--- Begin Rows ---
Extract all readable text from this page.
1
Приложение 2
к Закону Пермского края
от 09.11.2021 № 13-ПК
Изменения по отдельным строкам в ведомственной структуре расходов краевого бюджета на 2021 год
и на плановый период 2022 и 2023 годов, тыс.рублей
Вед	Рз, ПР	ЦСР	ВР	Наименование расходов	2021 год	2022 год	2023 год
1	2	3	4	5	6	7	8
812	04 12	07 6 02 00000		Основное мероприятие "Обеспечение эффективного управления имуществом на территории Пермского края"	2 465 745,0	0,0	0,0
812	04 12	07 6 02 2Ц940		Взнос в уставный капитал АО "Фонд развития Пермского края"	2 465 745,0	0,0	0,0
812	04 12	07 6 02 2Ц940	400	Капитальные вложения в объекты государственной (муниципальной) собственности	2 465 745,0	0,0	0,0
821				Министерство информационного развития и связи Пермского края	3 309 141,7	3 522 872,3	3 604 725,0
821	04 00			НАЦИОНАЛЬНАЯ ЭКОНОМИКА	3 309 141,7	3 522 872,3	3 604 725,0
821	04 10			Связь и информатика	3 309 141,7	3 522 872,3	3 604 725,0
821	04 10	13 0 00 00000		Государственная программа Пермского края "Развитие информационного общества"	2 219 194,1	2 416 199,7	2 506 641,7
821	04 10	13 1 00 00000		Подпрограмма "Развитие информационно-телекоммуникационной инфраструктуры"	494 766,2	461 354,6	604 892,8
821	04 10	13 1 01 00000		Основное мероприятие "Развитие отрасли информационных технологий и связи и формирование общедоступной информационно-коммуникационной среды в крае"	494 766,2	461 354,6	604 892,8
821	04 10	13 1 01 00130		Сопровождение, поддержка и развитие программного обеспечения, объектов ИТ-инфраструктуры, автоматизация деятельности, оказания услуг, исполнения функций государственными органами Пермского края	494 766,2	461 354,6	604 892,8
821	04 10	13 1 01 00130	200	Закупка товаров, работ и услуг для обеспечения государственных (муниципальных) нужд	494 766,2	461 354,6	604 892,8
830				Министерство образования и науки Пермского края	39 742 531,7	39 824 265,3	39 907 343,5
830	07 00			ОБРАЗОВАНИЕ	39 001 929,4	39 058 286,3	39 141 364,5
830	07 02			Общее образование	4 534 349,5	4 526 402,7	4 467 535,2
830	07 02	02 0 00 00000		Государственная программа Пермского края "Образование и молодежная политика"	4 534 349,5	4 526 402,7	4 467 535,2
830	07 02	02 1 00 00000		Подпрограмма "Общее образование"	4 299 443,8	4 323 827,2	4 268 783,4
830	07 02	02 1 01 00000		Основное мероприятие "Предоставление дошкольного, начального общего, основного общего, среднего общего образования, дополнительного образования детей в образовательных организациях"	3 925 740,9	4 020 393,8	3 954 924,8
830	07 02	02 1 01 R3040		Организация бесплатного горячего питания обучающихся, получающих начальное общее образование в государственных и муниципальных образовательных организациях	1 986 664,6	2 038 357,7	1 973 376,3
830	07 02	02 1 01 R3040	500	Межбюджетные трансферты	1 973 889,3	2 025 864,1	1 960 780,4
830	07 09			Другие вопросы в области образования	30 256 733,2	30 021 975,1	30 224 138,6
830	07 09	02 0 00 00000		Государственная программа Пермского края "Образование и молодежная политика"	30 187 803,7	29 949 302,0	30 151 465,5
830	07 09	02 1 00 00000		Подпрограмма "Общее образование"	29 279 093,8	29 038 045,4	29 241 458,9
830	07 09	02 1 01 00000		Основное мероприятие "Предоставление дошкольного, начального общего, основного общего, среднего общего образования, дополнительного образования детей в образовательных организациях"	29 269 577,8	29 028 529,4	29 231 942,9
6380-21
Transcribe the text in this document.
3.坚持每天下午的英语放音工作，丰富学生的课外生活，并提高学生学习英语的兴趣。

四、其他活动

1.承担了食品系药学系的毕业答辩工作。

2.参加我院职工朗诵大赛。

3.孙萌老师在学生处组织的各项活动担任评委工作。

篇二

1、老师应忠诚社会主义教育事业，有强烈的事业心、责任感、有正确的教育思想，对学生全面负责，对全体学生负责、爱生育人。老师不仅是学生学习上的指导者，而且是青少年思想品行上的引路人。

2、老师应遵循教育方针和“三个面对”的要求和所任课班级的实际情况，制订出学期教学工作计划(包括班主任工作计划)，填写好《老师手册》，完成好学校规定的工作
--- End Rows ---
--- Begin Rows ---
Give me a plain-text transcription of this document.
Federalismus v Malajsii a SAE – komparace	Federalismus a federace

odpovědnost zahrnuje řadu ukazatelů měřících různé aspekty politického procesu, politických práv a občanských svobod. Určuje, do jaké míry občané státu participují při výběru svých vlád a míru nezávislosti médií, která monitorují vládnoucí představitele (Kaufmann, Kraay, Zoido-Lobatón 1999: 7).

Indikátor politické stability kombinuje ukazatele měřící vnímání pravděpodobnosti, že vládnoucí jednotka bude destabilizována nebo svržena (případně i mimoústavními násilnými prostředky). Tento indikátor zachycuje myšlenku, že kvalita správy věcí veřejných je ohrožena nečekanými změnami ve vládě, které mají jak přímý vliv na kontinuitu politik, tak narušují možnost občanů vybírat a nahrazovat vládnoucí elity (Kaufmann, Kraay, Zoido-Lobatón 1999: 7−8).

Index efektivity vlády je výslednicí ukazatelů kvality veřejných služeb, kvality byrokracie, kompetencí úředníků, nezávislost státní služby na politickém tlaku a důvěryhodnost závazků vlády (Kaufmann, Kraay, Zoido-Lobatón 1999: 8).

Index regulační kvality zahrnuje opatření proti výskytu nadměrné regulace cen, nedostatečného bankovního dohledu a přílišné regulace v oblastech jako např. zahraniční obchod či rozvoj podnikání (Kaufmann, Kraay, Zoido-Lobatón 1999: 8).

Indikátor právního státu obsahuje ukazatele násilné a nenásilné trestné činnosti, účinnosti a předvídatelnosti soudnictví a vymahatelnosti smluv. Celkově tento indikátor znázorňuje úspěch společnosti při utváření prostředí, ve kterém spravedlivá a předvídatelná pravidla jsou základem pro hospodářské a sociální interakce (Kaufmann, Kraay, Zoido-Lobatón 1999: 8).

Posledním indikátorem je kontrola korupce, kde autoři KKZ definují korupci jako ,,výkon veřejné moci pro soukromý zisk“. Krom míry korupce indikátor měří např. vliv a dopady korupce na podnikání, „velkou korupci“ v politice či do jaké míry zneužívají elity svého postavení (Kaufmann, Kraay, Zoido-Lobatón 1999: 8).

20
--- End Rows ---
--- Begin Rows ---
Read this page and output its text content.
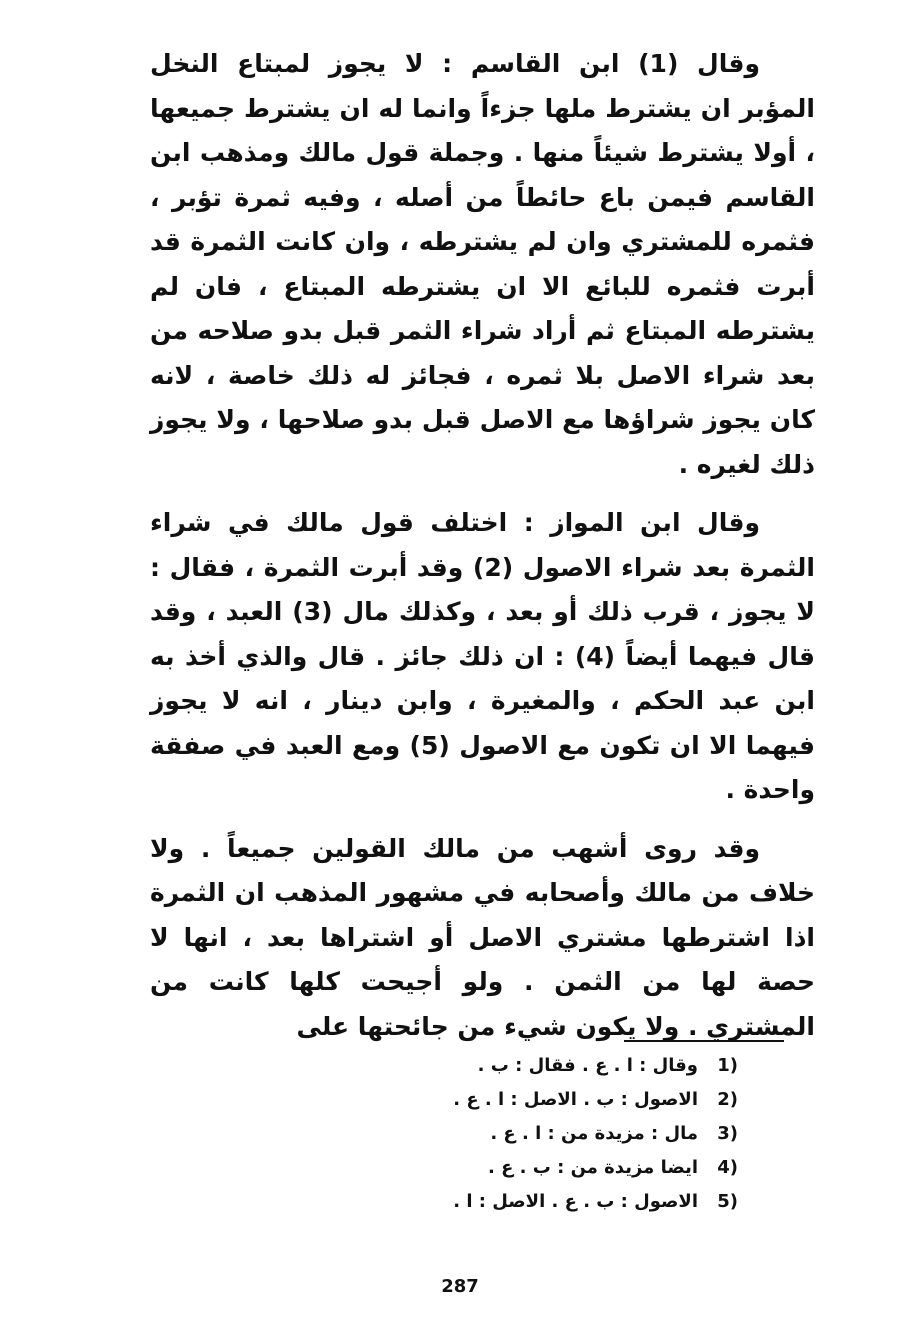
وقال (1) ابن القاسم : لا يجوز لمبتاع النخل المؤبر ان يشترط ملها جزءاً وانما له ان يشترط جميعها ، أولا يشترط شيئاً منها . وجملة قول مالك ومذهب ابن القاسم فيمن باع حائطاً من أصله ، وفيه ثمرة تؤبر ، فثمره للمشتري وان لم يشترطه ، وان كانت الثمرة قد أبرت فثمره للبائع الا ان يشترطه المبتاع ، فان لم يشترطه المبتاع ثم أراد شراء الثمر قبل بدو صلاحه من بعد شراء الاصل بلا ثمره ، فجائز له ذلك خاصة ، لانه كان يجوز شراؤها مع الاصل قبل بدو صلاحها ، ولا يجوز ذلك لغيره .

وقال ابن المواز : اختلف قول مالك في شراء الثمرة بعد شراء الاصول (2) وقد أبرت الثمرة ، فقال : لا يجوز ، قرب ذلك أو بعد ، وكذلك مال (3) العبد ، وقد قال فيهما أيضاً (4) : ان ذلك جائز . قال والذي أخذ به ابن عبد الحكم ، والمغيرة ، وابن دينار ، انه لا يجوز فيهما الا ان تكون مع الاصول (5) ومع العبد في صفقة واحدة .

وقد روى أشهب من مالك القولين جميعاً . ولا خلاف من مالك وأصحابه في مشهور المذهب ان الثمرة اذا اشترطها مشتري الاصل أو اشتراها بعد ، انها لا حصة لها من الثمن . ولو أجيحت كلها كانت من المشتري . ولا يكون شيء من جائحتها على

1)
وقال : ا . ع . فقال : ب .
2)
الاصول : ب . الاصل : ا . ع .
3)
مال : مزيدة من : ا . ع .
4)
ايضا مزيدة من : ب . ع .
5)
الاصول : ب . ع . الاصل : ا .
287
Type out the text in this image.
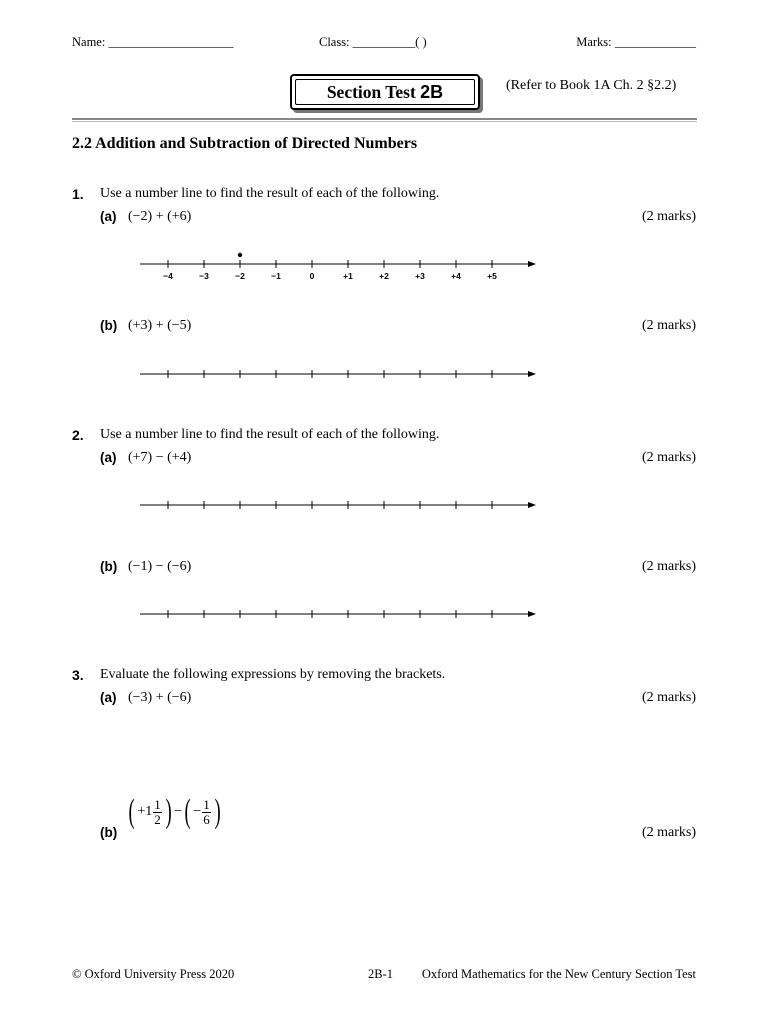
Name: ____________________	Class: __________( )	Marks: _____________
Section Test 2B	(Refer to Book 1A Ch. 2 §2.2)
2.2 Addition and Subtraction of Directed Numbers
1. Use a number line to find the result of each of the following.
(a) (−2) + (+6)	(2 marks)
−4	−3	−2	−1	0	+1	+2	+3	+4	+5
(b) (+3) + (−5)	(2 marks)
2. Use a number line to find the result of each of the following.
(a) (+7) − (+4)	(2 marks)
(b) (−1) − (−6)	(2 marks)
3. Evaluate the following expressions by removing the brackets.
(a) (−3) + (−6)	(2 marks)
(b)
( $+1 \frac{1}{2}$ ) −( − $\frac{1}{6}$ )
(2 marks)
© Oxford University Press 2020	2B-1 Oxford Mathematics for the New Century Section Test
--- End Rows ---
In the material above, find the lines that contain "муниципальных" and show them.

821	04 10	13 1 01 00130	200	Закупка товаров, работ и услуг для обеспечения государственных (муниципальных) нужд	494 766,2	461 354,6	604 892,8
830	07 02	02 1 01 R3040		Организация бесплатного горячего питания обучающихся, получающих начальное общее образование в государственных и муниципальных образовательных организациях	1 986 664,6	2 038 357,7	1 973 376,3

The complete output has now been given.